◆ **Records from a collection**:
>>
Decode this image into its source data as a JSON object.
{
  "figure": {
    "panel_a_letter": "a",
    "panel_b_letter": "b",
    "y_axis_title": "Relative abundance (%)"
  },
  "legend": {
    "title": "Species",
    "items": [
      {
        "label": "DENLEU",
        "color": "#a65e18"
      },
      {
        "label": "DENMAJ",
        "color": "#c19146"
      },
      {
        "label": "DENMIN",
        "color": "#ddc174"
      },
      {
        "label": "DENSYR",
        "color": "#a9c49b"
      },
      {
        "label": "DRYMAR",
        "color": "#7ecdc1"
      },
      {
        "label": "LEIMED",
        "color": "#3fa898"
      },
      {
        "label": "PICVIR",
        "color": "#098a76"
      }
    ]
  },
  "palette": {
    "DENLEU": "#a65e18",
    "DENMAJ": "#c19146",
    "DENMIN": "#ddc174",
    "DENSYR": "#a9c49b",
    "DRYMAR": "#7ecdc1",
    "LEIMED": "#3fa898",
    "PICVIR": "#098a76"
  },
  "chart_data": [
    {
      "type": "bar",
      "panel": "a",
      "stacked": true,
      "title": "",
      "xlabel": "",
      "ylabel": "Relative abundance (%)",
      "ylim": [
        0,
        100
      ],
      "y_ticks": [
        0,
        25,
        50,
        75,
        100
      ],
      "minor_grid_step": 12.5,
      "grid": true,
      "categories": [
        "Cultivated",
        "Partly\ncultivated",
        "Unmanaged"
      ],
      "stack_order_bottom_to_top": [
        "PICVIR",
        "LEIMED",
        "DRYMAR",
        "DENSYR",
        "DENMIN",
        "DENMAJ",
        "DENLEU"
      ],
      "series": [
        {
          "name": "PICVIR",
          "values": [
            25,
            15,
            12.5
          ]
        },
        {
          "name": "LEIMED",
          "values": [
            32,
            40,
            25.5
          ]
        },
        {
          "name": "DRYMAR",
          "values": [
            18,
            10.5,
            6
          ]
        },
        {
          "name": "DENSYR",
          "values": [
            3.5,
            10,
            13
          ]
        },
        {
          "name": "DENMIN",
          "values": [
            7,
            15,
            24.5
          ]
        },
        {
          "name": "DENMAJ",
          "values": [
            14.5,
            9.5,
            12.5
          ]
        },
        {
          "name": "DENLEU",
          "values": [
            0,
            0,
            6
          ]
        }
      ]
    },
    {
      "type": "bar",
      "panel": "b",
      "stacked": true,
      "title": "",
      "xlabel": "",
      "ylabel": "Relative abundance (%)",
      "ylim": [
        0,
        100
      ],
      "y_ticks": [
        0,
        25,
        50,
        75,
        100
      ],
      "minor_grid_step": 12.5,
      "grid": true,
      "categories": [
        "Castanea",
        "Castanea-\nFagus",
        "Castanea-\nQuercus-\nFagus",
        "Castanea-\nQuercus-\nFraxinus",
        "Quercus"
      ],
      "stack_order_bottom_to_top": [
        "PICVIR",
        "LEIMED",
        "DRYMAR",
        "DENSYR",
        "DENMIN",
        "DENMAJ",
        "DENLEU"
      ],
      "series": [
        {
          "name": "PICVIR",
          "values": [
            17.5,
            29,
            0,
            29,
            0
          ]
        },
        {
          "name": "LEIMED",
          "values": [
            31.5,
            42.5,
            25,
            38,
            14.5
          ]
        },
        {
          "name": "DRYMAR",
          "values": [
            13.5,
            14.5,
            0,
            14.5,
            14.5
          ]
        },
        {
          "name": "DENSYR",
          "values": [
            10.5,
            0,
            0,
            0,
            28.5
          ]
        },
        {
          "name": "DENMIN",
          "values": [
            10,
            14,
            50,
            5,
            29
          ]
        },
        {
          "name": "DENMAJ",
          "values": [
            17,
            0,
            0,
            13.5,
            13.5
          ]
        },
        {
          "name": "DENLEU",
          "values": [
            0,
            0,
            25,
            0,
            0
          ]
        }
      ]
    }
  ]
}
<<
◆ **REQUIRED TASK**:
Copy every line of the records word for word.

◆ **SOLUTION**:
Decode this image into its source data as a JSON object.
{
  "figure": {
    "panel_a_letter": "a",
    "panel_b_letter": "b",
    "y_axis_title": "Relative abundance (%)"
  },
  "legend": {
    "title": "Species",
    "items": [
      {
        "label": "DENLEU",
        "color": "#a65e18"
      },
      {
        "label": "DENMAJ",
        "color": "#c19146"
      },
      {
        "label": "DENMIN",
        "color": "#ddc174"
      },
      {
        "label": "DENSYR",
        "color": "#a9c49b"
      },
      {
        "label": "DRYMAR",
        "color": "#7ecdc1"
      },
      {
        "label": "LEIMED",
        "color": "#3fa898"
      },
      {
        "label": "PICVIR",
        "color": "#098a76"
      }
    ]
  },
  "palette": {
    "DENLEU": "#a65e18",
    "DENMAJ": "#c19146",
    "DENMIN": "#ddc174",
    "DENSYR": "#a9c49b",
    "DRYMAR": "#7ecdc1",
    "LEIMED": "#3fa898",
    "PICVIR": "#098a76"
  },
  "chart_data": [
    {
      "type": "bar",
      "panel": "a",
      "stacked": true,
      "title": "",
      "xlabel": "",
      "ylabel": "Relative abundance (%)",
      "ylim": [
        0,
        100
      ],
      "y_ticks": [
        0,
        25,
        50,
        75,
        100
      ],
      "minor_grid_step": 12.5,
      "grid": true,
      "categories": [
        "Cultivated",
        "Partly\ncultivated",
        "Unmanaged"
      ],
      "stack_order_bottom_to_top": [
        "PICVIR",
        "LEIMED",
        "DRYMAR",
        "DENSYR",
        "DENMIN",
        "DENMAJ",
        "DENLEU"
      ],
      "series": [
        {
          "name": "PICVIR",
          "values": [
            25,
            15,
            12.5
          ]
        },
        {
          "name": "LEIMED",
          "values": [
            32,
            40,
            25.5
          ]
        },
        {
          "name": "DRYMAR",
          "values": [
            18,
            10.5,
            6
          ]
        },
        {
          "name": "DENSYR",
          "values": [
            3.5,
            10,
            13
          ]
        },
        {
          "name": "DENMIN",
          "values": [
            7,
            15,
            24.5
          ]
        },
        {
          "name": "DENMAJ",
          "values": [
            14.5,
            9.5,
            12.5
          ]
        },
        {
          "name": "DENLEU",
          "values": [
            0,
            0,
            6
          ]
        }
      ]
    },
    {
      "type": "bar",
      "panel": "b",
      "stacked": true,
      "title": "",
      "xlabel": "",
      "ylabel": "Relative abundance (%)",
      "ylim": [
        0,
        100
      ],
      "y_ticks": [
        0,
        25,
        50,
        75,
        100
      ],
      "minor_grid_step": 12.5,
      "grid": true,
      "categories": [
        "Castanea",
        "Castanea-\nFagus",
        "Castanea-\nQuercus-\nFagus",
        "Castanea-\nQuercus-\nFraxinus",
        "Quercus"
      ],
      "stack_order_bottom_to_top": [
        "PICVIR",
        "LEIMED",
        "DRYMAR",
        "DENSYR",
        "DENMIN",
        "DENMAJ",
        "DENLEU"
      ],
      "series": [
        {
          "name": "PICVIR",
          "values": [
            17.5,
            29,
            0,
            29,
            0
          ]
        },
        {
          "name": "LEIMED",
          "values": [
            31.5,
            42.5,
            25,
            38,
            14.5
          ]
        },
        {
          "name": "DRYMAR",
          "values": [
            13.5,
            14.5,
            0,
            14.5,
            14.5
          ]
        },
        {
          "name": "DENSYR",
          "values": [
            10.5,
            0,
            0,
            0,
            28.5
          ]
        },
        {
          "name": "DENMIN",
          "values": [
            10,
            14,
            50,
            5,
            29
          ]
        },
        {
          "name": "DENMAJ",
          "values": [
            17,
            0,
            0,
            13.5,
            13.5
          ]
        },
        {
          "name": "DENLEU",
          "values": [
            0,
            0,
            25,
            0,
            0
          ]
        }
      ]
    }
  ]
}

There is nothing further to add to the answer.